(Dataset items)

────────────────────────────────────────

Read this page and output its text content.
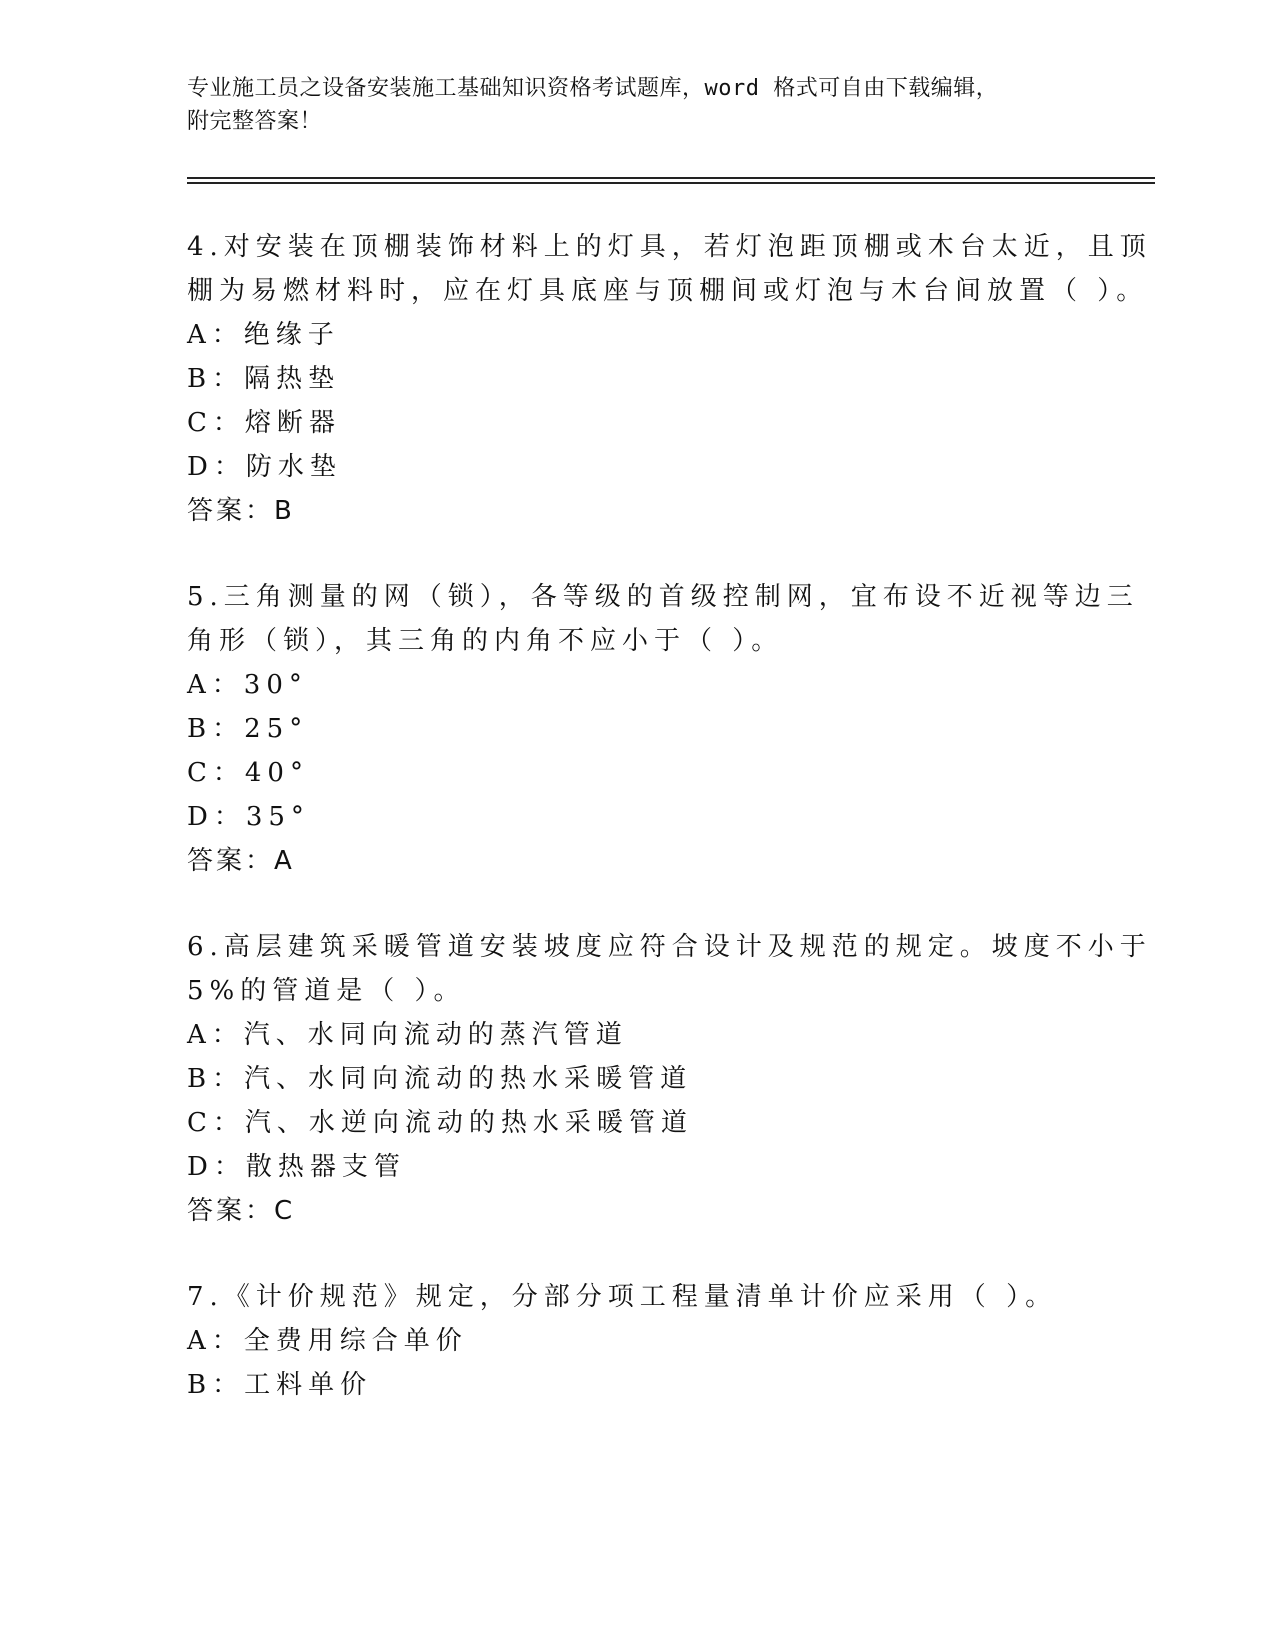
专业施工员之设备安装施工基础知识资格考试题库，word 格式可自由下载编辑，
附完整答案！
4.对安装在顶棚装饰材料上的灯具，若灯泡距顶棚或木台太近，且顶
棚为易燃材料时，应在灯具底座与顶棚间或灯泡与木台间放置（ ）。
A：绝缘子
B：隔热垫
C：熔断器
D：防水垫
答案：B
5.三角测量的网（锁），各等级的首级控制网，宜布设不近视等边三
角形（锁），其三角的内角不应小于（ ）。
A：30°
B：25°
C：40°
D：35°
答案：A
6.高层建筑采暖管道安装坡度应符合设计及规范的规定。坡度不小于
5%的管道是（ ）。
A：汽、水同向流动的蒸汽管道
B：汽、水同向流动的热水采暖管道
C：汽、水逆向流动的热水采暖管道
D：散热器支管
答案：C
7.《计价规范》规定，分部分项工程量清单计价应采用（ ）。
A：全费用综合单价
B：工料单价
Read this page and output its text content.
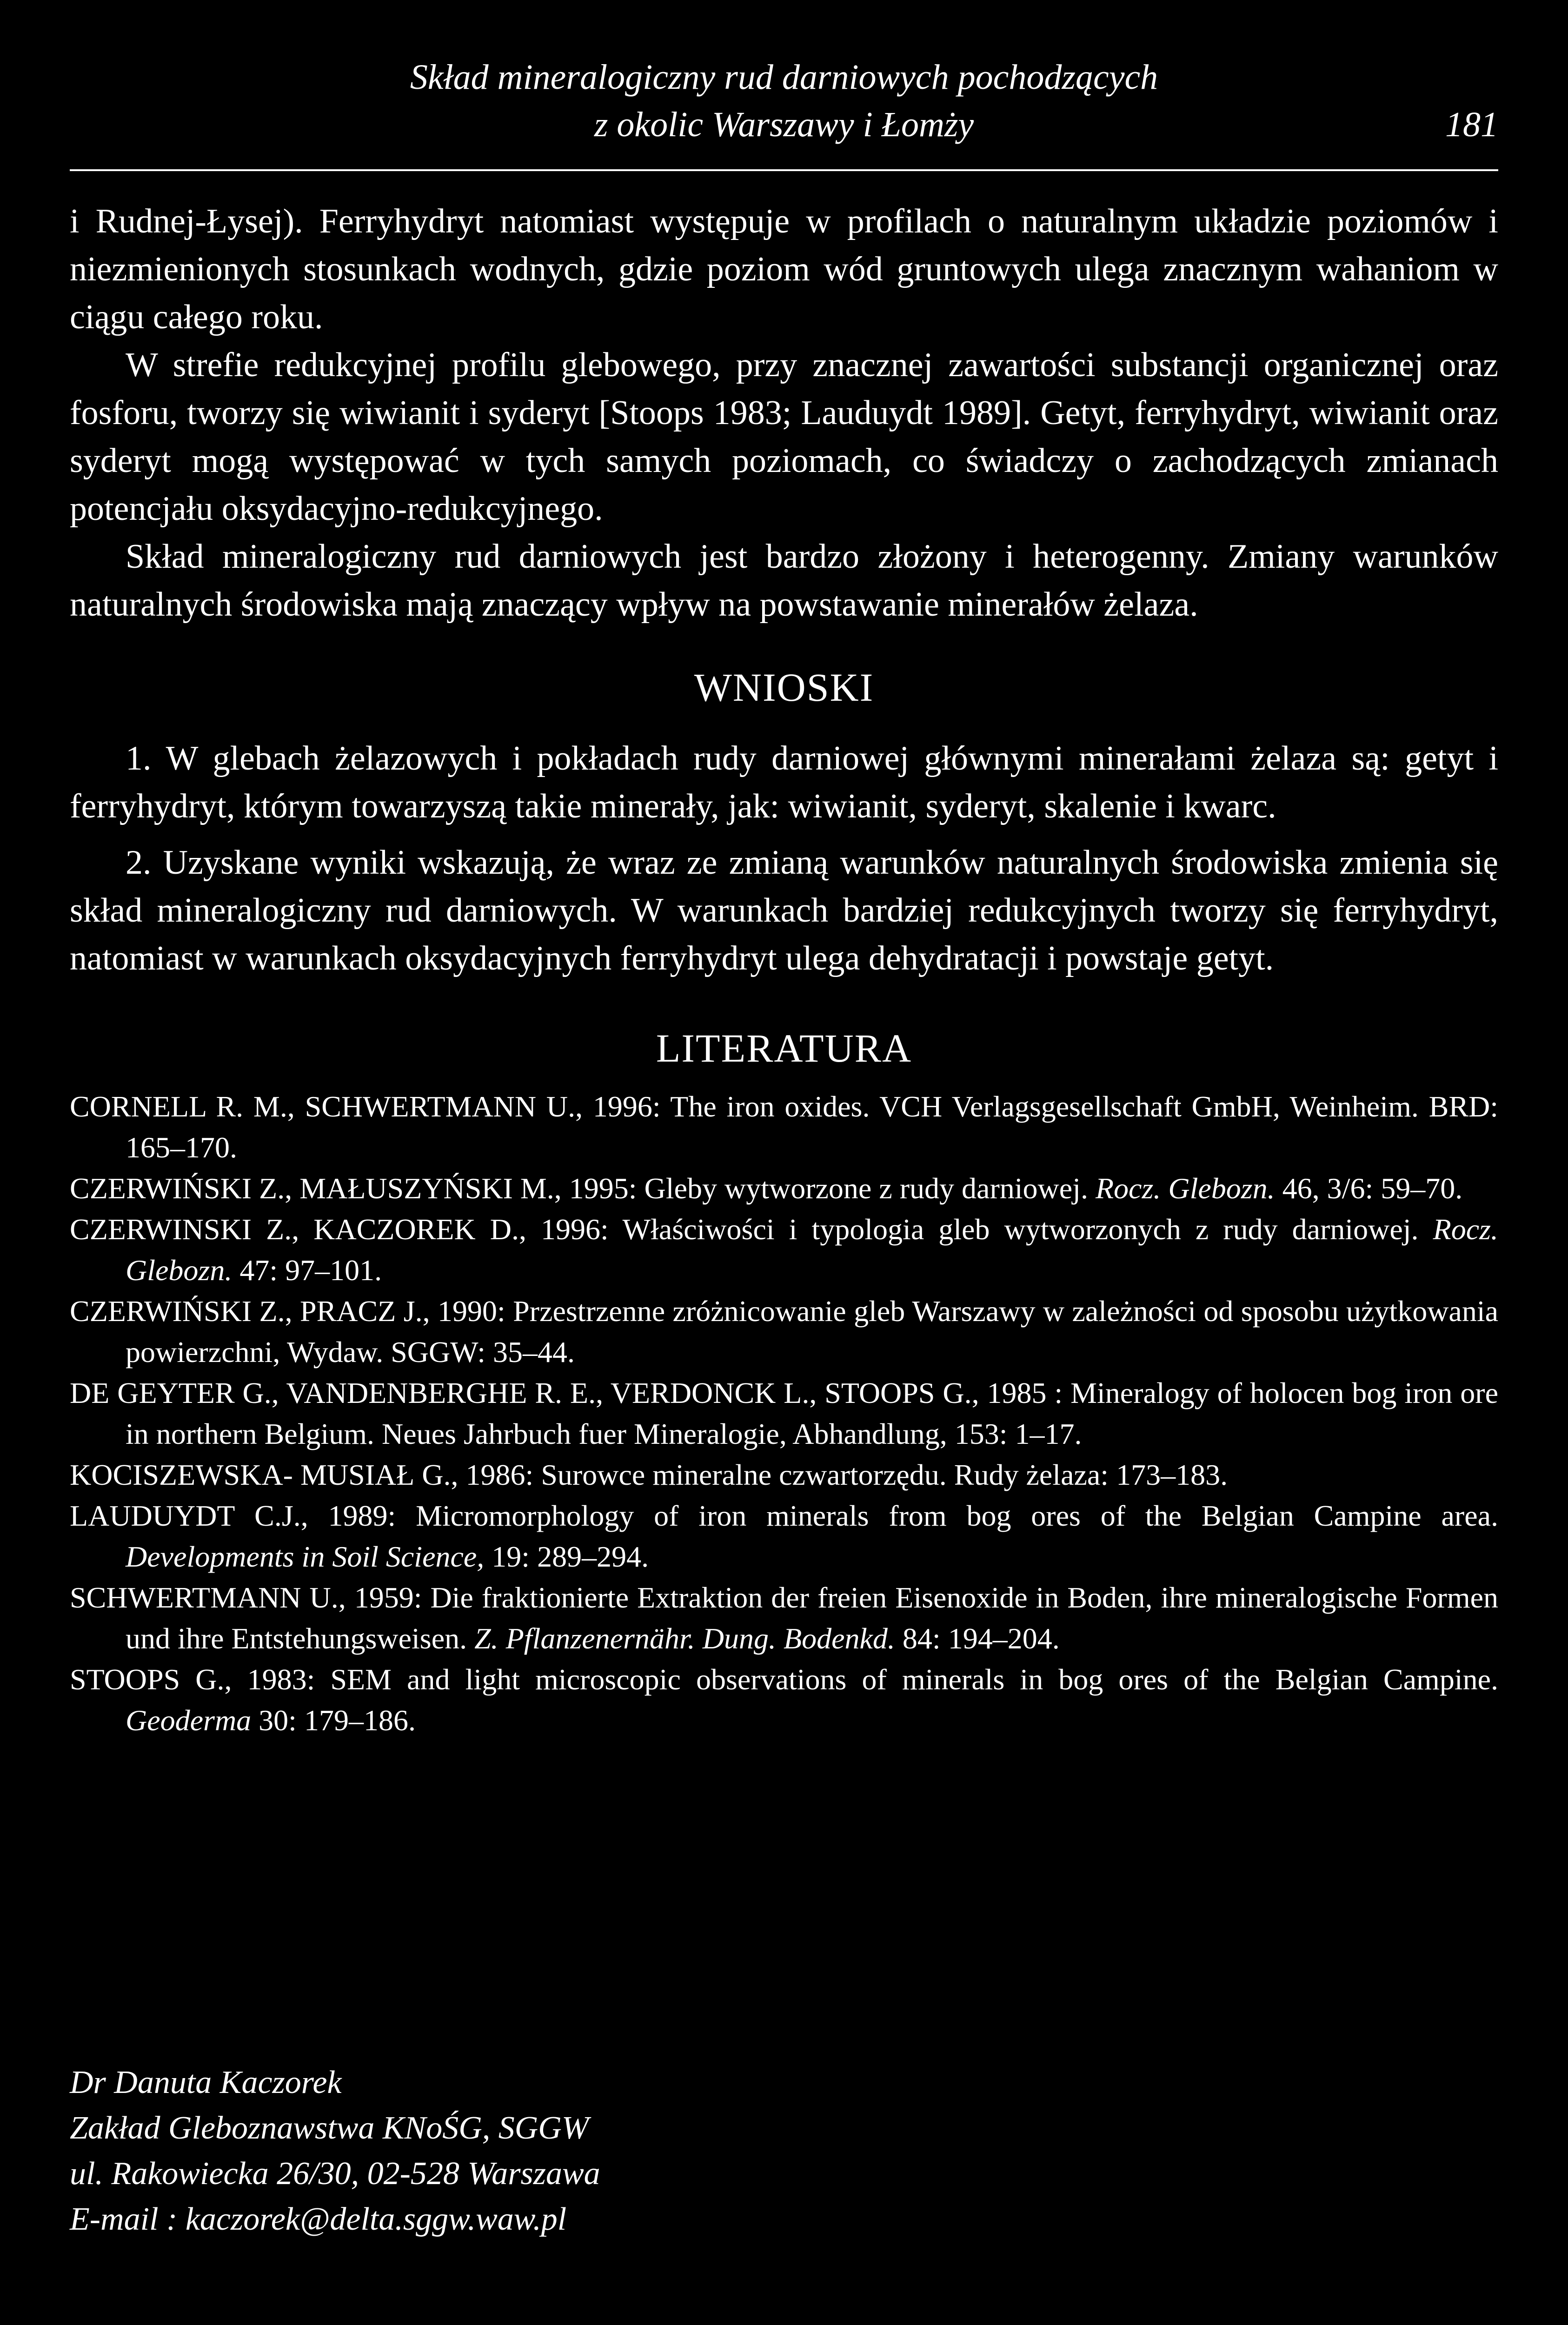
Skład mineralogiczny rud darniowych pochodzących
z okolic Warszawy i Łomży	181

i Rudnej-Łysej). Ferryhydryt natomiast występuje w profilach o naturalnym układzie poziomów i niezmienionych stosunkach wodnych, gdzie poziom wód gruntowych ulega znacznym wahaniom w ciągu całego roku.

W strefie redukcyjnej profilu glebowego, przy znacznej zawartości substancji organicznej oraz fosforu, tworzy się wiwianit i syderyt [Stoops 1983; Lauduydt 1989]. Getyt, ferryhydryt, wiwianit oraz syderyt mogą występować w tych samych poziomach, co świadczy o zachodzących zmianach potencjału oksydacyjno-redukcyjnego.

Skład mineralogiczny rud darniowych jest bardzo złożony i heterogenny. Zmiany warunków naturalnych środowiska mają znaczący wpływ na powstawanie minerałów żelaza.

WNIOSKI

1. W glebach żelazowych i pokładach rudy darniowej głównymi minerałami żelaza są: getyt i ferryhydryt, którym towarzyszą takie minerały, jak: wiwianit, syderyt, skalenie i kwarc.

2. Uzyskane wyniki wskazują, że wraz ze zmianą warunków naturalnych środowiska zmienia się skład mineralogiczny rud darniowych. W warunkach bardziej redukcyjnych tworzy się ferryhydryt, natomiast w warunkach oksydacyjnych ferryhydryt ulega dehydratacji i powstaje getyt.

LITERATURA

CORNELL R. M., SCHWERTMANN U., 1996: The iron oxides. VCH Verlagsgesellschaft GmbH, Weinheim. BRD: 165–170.

CZERWIŃSKI Z., MAŁUSZYŃSKI M., 1995: Gleby wytworzone z rudy darniowej. Rocz. Glebozn. 46, 3/6: 59–70.

CZERWINSKI Z., KACZOREK D., 1996: Właściwości i typologia gleb wytworzonych z rudy darniowej. Rocz. Glebozn. 47: 97–101.

CZERWIŃSKI Z., PRACZ J., 1990: Przestrzenne zróżnicowanie gleb Warszawy w zależności od sposobu użytkowania powierzchni, Wydaw. SGGW: 35–44.

DE GEYTER G., VANDENBERGHE R. E., VERDONCK L., STOOPS G., 1985 : Mineralogy of holocen bog iron ore in northern Belgium. Neues Jahrbuch fuer Mineralogie, Abhandlung, 153: 1–17.

KOCISZEWSKA- MUSIAŁ G., 1986: Surowce mineralne czwartorzędu. Rudy żelaza: 173–183.

LAUDUYDT C.J., 1989: Micromorphology of iron minerals from bog ores of the Belgian Campine area. Developments in Soil Science, 19: 289–294.

SCHWERTMANN U., 1959: Die fraktionierte Extraktion der freien Eisenoxide in Boden, ihre mineralogische Formen und ihre Entstehungsweisen. Z. Pflanzenernähr. Dung. Bodenkd. 84: 194–204.

STOOPS G., 1983: SEM and light microscopic observations of minerals in bog ores of the Belgian Campine. Geoderma 30: 179–186.

Dr Danuta Kaczorek
Zakład Gleboznawstwa KNoŚG, SGGW
ul. Rakowiecka 26/30, 02-528 Warszawa
E-mail : kaczorek@delta.sggw.waw.pl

────────────────────────────────────────

GOAL: Leave out the pictures and print every line of the data exactly.

ANSWER FOR THIS EXERCISE:
Read this page and output its text content.
专业施工员之设备安装施工基础知识资格考试题库，word 格式可自由下载编辑，
附完整答案！
4.对安装在顶棚装饰材料上的灯具，若灯泡距顶棚或木台太近，且顶
棚为易燃材料时，应在灯具底座与顶棚间或灯泡与木台间放置（ ）。
A：绝缘子
B：隔热垫
C：熔断器
D：防水垫
答案：B
5.三角测量的网（锁），各等级的首级控制网，宜布设不近视等边三
角形（锁），其三角的内角不应小于（ ）。
A：30°
B：25°
C：40°
D：35°
答案：A
6.高层建筑采暖管道安装坡度应符合设计及规范的规定。坡度不小于
5%的管道是（ ）。
A：汽、水同向流动的蒸汽管道
B：汽、水同向流动的热水采暖管道
C：汽、水逆向流动的热水采暖管道
D：散热器支管
答案：C
7.《计价规范》规定，分部分项工程量清单计价应采用（ ）。
A：全费用综合单价
B：工料单价
Read this page and output its text content.
Skład mineralogiczny rud darniowych pochodzących
z okolic Warszawy i Łomży	181

i Rudnej-Łysej). Ferryhydryt natomiast występuje w profilach o naturalnym układzie poziomów i niezmienionych stosunkach wodnych, gdzie poziom wód gruntowych ulega znacznym wahaniom w ciągu całego roku.

W strefie redukcyjnej profilu glebowego, przy znacznej zawartości substancji organicznej oraz fosforu, tworzy się wiwianit i syderyt [Stoops 1983; Lauduydt 1989]. Getyt, ferryhydryt, wiwianit oraz syderyt mogą występować w tych samych poziomach, co świadczy o zachodzących zmianach potencjału oksydacyjno-redukcyjnego.

Skład mineralogiczny rud darniowych jest bardzo złożony i heterogenny. Zmiany warunków naturalnych środowiska mają znaczący wpływ na powstawanie minerałów żelaza.

WNIOSKI

1. W glebach żelazowych i pokładach rudy darniowej głównymi minerałami żelaza są: getyt i ferryhydryt, którym towarzyszą takie minerały, jak: wiwianit, syderyt, skalenie i kwarc.

2. Uzyskane wyniki wskazują, że wraz ze zmianą warunków naturalnych środowiska zmienia się skład mineralogiczny rud darniowych. W warunkach bardziej redukcyjnych tworzy się ferryhydryt, natomiast w warunkach oksydacyjnych ferryhydryt ulega dehydratacji i powstaje getyt.

LITERATURA

CORNELL R. M., SCHWERTMANN U., 1996: The iron oxides. VCH Verlagsgesellschaft GmbH, Weinheim. BRD: 165–170.

CZERWIŃSKI Z., MAŁUSZYŃSKI M., 1995: Gleby wytworzone z rudy darniowej. Rocz. Glebozn. 46, 3/6: 59–70.

CZERWINSKI Z., KACZOREK D., 1996: Właściwości i typologia gleb wytworzonych z rudy darniowej. Rocz. Glebozn. 47: 97–101.

CZERWIŃSKI Z., PRACZ J., 1990: Przestrzenne zróżnicowanie gleb Warszawy w zależności od sposobu użytkowania powierzchni, Wydaw. SGGW: 35–44.

DE GEYTER G., VANDENBERGHE R. E., VERDONCK L., STOOPS G., 1985 : Mineralogy of holocen bog iron ore in northern Belgium. Neues Jahrbuch fuer Mineralogie, Abhandlung, 153: 1–17.

KOCISZEWSKA- MUSIAŁ G., 1986: Surowce mineralne czwartorzędu. Rudy żelaza: 173–183.

LAUDUYDT C.J., 1989: Micromorphology of iron minerals from bog ores of the Belgian Campine area. Developments in Soil Science, 19: 289–294.

SCHWERTMANN U., 1959: Die fraktionierte Extraktion der freien Eisenoxide in Boden, ihre mineralogische Formen und ihre Entstehungsweisen. Z. Pflanzenernähr. Dung. Bodenkd. 84: 194–204.

STOOPS G., 1983: SEM and light microscopic observations of minerals in bog ores of the Belgian Campine. Geoderma 30: 179–186.

Dr Danuta Kaczorek
Zakład Gleboznawstwa KNoŚG, SGGW
ul. Rakowiecka 26/30, 02-528 Warszawa
E-mail : kaczorek@delta.sggw.waw.pl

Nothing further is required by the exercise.